What you will do — Write out the whole listing word for word.

==== Rows ====

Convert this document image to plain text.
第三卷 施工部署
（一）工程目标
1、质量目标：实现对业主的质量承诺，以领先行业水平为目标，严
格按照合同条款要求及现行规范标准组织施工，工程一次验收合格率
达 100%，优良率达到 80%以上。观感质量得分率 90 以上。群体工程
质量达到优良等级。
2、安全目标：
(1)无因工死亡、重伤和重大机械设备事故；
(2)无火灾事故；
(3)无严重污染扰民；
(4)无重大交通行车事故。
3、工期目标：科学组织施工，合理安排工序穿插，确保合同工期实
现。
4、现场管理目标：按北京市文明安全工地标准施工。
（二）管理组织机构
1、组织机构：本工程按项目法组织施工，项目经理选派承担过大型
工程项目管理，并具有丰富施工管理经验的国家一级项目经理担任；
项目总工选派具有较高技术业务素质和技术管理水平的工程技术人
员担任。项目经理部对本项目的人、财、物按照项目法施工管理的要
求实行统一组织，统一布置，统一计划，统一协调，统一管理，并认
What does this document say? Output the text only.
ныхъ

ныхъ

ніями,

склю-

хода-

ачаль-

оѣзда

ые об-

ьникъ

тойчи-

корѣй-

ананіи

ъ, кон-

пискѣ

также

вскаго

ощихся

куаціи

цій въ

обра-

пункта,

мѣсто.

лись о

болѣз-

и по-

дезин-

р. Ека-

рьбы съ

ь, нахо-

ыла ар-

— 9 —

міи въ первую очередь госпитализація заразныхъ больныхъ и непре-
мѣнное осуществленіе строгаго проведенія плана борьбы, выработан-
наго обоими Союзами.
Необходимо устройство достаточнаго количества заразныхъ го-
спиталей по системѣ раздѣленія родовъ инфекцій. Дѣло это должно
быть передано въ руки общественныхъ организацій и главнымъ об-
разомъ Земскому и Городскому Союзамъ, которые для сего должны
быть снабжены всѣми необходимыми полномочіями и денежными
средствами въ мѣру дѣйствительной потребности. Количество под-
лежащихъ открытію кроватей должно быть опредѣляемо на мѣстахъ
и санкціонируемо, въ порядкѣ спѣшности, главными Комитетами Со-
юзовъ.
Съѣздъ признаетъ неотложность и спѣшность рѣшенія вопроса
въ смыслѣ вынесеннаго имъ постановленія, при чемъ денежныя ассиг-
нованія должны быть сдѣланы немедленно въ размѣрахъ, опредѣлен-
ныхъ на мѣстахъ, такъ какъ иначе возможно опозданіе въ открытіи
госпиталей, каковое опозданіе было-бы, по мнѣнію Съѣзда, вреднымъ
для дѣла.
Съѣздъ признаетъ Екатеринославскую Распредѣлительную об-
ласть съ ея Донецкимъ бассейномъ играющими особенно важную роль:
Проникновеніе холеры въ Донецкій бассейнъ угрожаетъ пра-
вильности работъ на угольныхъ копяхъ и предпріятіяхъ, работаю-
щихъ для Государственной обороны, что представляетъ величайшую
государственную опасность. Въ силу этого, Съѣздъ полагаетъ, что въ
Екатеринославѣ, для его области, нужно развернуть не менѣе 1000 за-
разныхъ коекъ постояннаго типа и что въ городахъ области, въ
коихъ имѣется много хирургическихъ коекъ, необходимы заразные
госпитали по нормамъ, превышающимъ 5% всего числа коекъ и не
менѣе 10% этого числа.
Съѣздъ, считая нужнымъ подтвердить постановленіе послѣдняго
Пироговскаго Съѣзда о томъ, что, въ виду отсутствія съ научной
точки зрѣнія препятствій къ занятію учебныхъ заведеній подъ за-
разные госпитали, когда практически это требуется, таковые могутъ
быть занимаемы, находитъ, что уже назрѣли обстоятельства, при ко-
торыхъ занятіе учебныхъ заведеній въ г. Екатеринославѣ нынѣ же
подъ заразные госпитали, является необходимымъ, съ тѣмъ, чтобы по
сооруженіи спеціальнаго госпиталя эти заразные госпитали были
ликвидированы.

====

Task response —
Convert this document image to plain text.
第三卷 施工部署
（一）工程目标
1、质量目标：实现对业主的质量承诺，以领先行业水平为目标，严
格按照合同条款要求及现行规范标准组织施工，工程一次验收合格率
达 100%，优良率达到 80%以上。观感质量得分率 90 以上。群体工程
质量达到优良等级。
2、安全目标：
(1)无因工死亡、重伤和重大机械设备事故；
(2)无火灾事故；
(3)无严重污染扰民；
(4)无重大交通行车事故。
3、工期目标：科学组织施工，合理安排工序穿插，确保合同工期实
现。
4、现场管理目标：按北京市文明安全工地标准施工。
（二）管理组织机构
1、组织机构：本工程按项目法组织施工，项目经理选派承担过大型
工程项目管理，并具有丰富施工管理经验的国家一级项目经理担任；
项目总工选派具有较高技术业务素质和技术管理水平的工程技术人
员担任。项目经理部对本项目的人、财、物按照项目法施工管理的要
求实行统一组织，统一布置，统一计划，统一协调，统一管理，并认
What does this document say? Output the text only.
ныхъ

ныхъ

ніями,

склю-

хода-

ачаль-

оѣзда

ые об-

ьникъ

тойчи-

корѣй-

ананіи

ъ, кон-

пискѣ

также

вскаго

ощихся

куаціи

цій въ

обра-

пункта,

мѣсто.

лись о

болѣз-

и по-

дезин-

р. Ека-

рьбы съ

ь, нахо-

ыла ар-

— 9 —

міи въ первую очередь госпитализація заразныхъ больныхъ и непре-
мѣнное осуществленіе строгаго проведенія плана борьбы, выработан-
наго обоими Союзами.
Необходимо устройство достаточнаго количества заразныхъ го-
спиталей по системѣ раздѣленія родовъ инфекцій. Дѣло это должно
быть передано въ руки общественныхъ организацій и главнымъ об-
разомъ Земскому и Городскому Союзамъ, которые для сего должны
быть снабжены всѣми необходимыми полномочіями и денежными
средствами въ мѣру дѣйствительной потребности. Количество под-
лежащихъ открытію кроватей должно быть опредѣляемо на мѣстахъ
и санкціонируемо, въ порядкѣ спѣшности, главными Комитетами Со-
юзовъ.
Съѣздъ признаетъ неотложность и спѣшность рѣшенія вопроса
въ смыслѣ вынесеннаго имъ постановленія, при чемъ денежныя ассиг-
нованія должны быть сдѣланы немедленно въ размѣрахъ, опредѣлен-
ныхъ на мѣстахъ, такъ какъ иначе возможно опозданіе въ открытіи
госпиталей, каковое опозданіе было-бы, по мнѣнію Съѣзда, вреднымъ
для дѣла.
Съѣздъ признаетъ Екатеринославскую Распредѣлительную об-
ласть съ ея Донецкимъ бассейномъ играющими особенно важную роль:
Проникновеніе холеры въ Донецкій бассейнъ угрожаетъ пра-
вильности работъ на угольныхъ копяхъ и предпріятіяхъ, работаю-
щихъ для Государственной обороны, что представляетъ величайшую
государственную опасность. Въ силу этого, Съѣздъ полагаетъ, что въ
Екатеринославѣ, для его области, нужно развернуть не менѣе 1000 за-
разныхъ коекъ постояннаго типа и что въ городахъ области, въ
коихъ имѣется много хирургическихъ коекъ, необходимы заразные
госпитали по нормамъ, превышающимъ 5% всего числа коекъ и не
менѣе 10% этого числа.
Съѣздъ, считая нужнымъ подтвердить постановленіе послѣдняго
Пироговскаго Съѣзда о томъ, что, въ виду отсутствія съ научной
точки зрѣнія препятствій къ занятію учебныхъ заведеній подъ за-
разные госпитали, когда практически это требуется, таковые могутъ
быть занимаемы, находитъ, что уже назрѣли обстоятельства, при ко-
торыхъ занятіе учебныхъ заведеній въ г. Екатеринославѣ нынѣ же
подъ заразные госпитали, является необходимымъ, съ тѣмъ, чтобы по
сооруженіи спеціальнаго госпиталя эти заразные госпитали были
ликвидированы.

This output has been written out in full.